## AVAILABLE DATA
begin

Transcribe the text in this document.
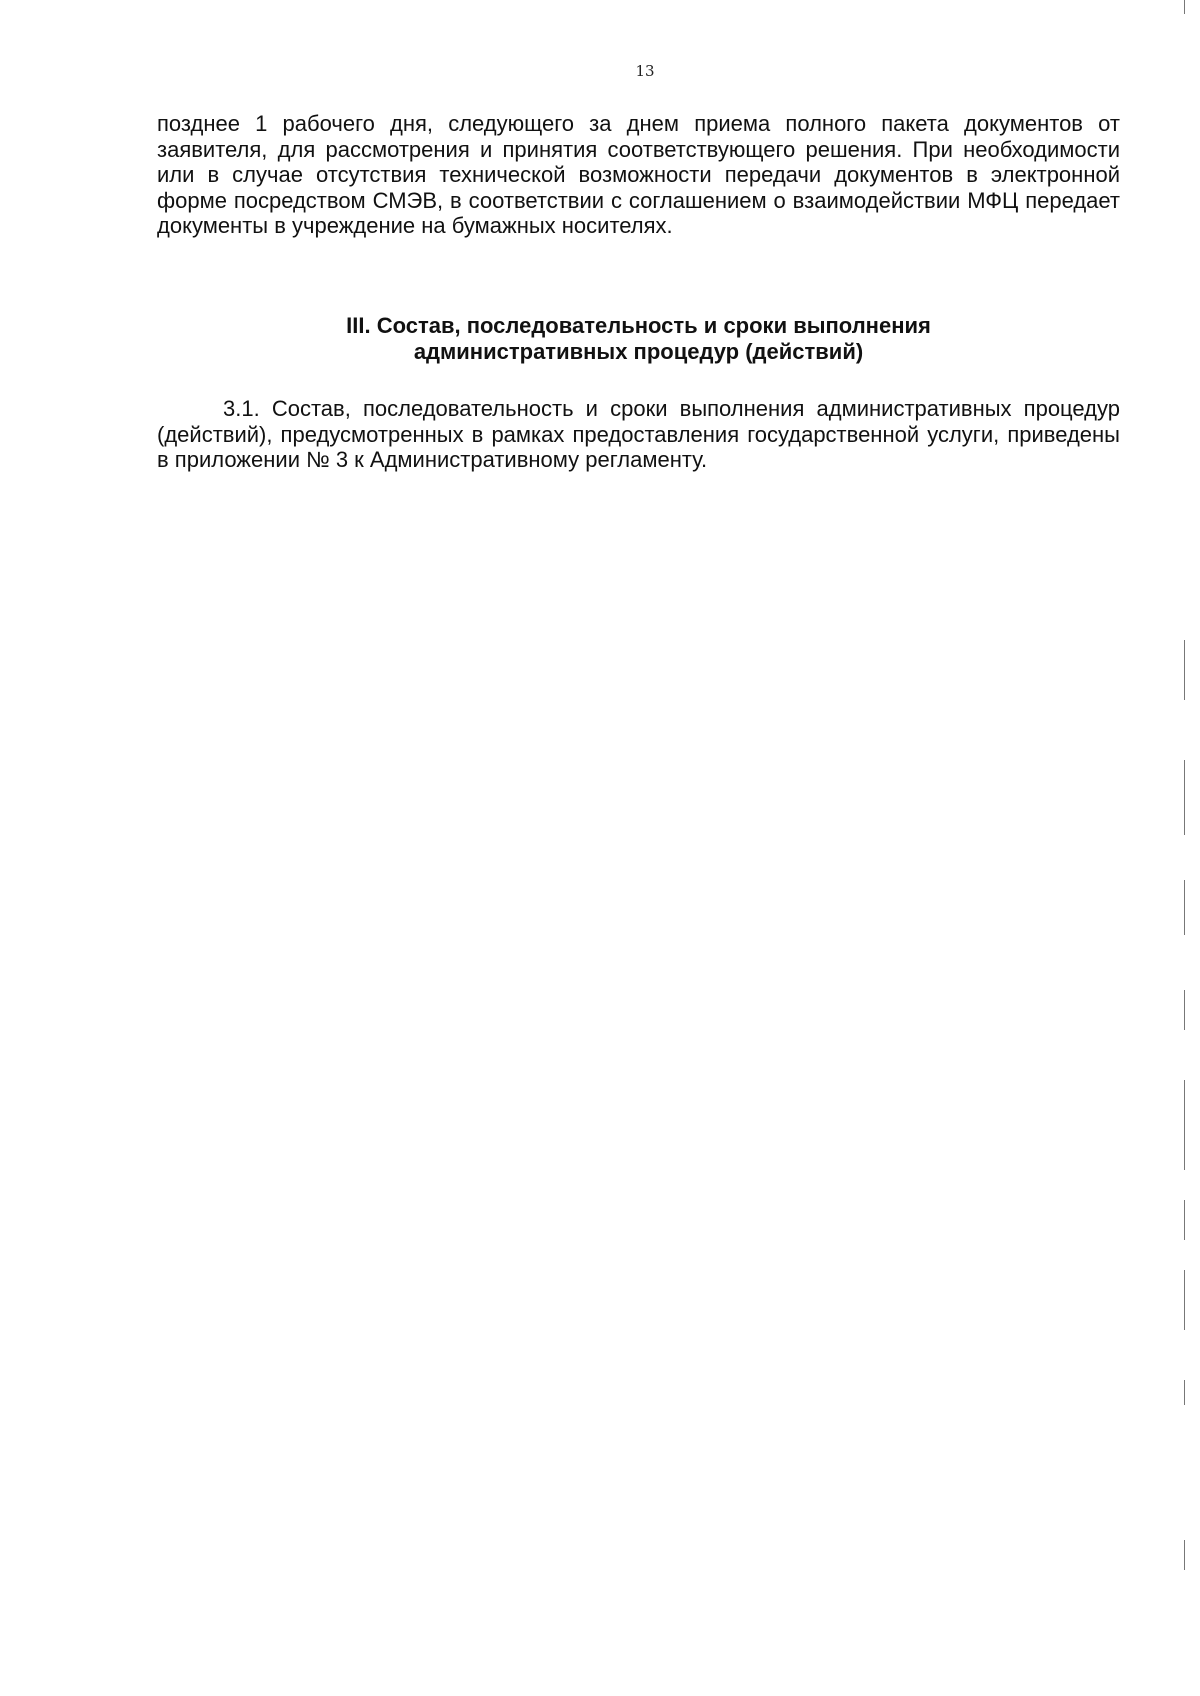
13

позднее 1 рабочего дня, следующего за днем приема полного пакета документов от заявителя, для рассмотрения и принятия соответствующего решения. При необходимости или в случае отсутствия технической возможности передачи документов в электронной форме посредством СМЭВ, в соответствии с соглашением о взаимодействии МФЦ передает документы в учреждение на бумажных носителях.

III. Состав, последовательность и сроки выполнения
административных процедур (действий)

3.1. Состав, последовательность и сроки выполнения административных процедур (действий), предусмотренных в рамках предоставления государственной услуги, приведены в приложении № 3 к Административному регламенту.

end

## SET EXERCISE
Leave the pictures out and write out every entry exactly as given.

## RESULT OF THE EXERCISE
Transcribe the text in this document.
13

позднее 1 рабочего дня, следующего за днем приема полного пакета документов от заявителя, для рассмотрения и принятия соответствующего решения. При необходимости или в случае отсутствия технической возможности передачи документов в электронной форме посредством СМЭВ, в соответствии с соглашением о взаимодействии МФЦ передает документы в учреждение на бумажных носителях.

III. Состав, последовательность и сроки выполнения
административных процедур (действий)

3.1. Состав, последовательность и сроки выполнения административных процедур (действий), предусмотренных в рамках предоставления государственной услуги, приведены в приложении № 3 к Административному регламенту.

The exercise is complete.